*TASK DIRECTIONS*
State only the count of lines in the listing below that hold "this".

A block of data
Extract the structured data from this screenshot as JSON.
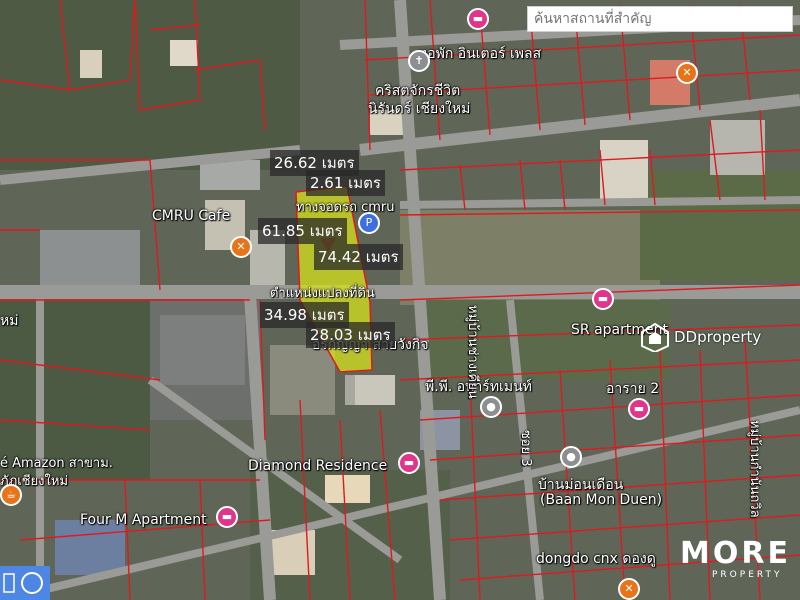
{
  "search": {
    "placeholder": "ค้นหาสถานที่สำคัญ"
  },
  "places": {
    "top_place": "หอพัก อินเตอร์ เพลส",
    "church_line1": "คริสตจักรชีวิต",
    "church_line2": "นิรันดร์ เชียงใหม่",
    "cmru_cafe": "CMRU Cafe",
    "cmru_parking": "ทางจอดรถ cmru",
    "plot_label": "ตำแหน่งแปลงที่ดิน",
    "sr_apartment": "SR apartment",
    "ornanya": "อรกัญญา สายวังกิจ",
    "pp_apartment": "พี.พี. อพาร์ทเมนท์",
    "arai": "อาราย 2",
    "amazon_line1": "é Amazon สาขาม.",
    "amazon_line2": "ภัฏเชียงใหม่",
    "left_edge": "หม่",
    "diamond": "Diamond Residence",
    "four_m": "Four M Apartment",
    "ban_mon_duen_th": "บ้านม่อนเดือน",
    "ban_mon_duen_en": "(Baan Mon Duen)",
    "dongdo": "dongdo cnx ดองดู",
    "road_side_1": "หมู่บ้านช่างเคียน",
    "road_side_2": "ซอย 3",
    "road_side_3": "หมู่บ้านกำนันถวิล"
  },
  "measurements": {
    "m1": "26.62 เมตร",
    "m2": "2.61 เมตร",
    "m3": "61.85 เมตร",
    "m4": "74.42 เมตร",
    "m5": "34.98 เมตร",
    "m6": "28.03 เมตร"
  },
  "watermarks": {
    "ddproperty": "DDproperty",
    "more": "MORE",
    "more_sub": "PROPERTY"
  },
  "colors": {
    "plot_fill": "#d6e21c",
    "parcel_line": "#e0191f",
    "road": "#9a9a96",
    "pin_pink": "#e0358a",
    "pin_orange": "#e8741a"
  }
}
* * *
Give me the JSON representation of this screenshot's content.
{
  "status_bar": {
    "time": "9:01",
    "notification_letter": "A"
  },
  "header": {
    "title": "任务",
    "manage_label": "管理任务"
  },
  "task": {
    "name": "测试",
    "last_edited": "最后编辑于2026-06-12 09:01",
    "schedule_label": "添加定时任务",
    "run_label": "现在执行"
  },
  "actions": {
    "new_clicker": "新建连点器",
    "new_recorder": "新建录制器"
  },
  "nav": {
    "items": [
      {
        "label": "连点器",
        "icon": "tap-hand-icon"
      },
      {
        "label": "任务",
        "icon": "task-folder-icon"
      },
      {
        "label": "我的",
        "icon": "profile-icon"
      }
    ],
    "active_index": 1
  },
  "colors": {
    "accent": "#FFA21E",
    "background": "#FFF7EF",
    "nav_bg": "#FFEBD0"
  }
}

*THE REPLY*
2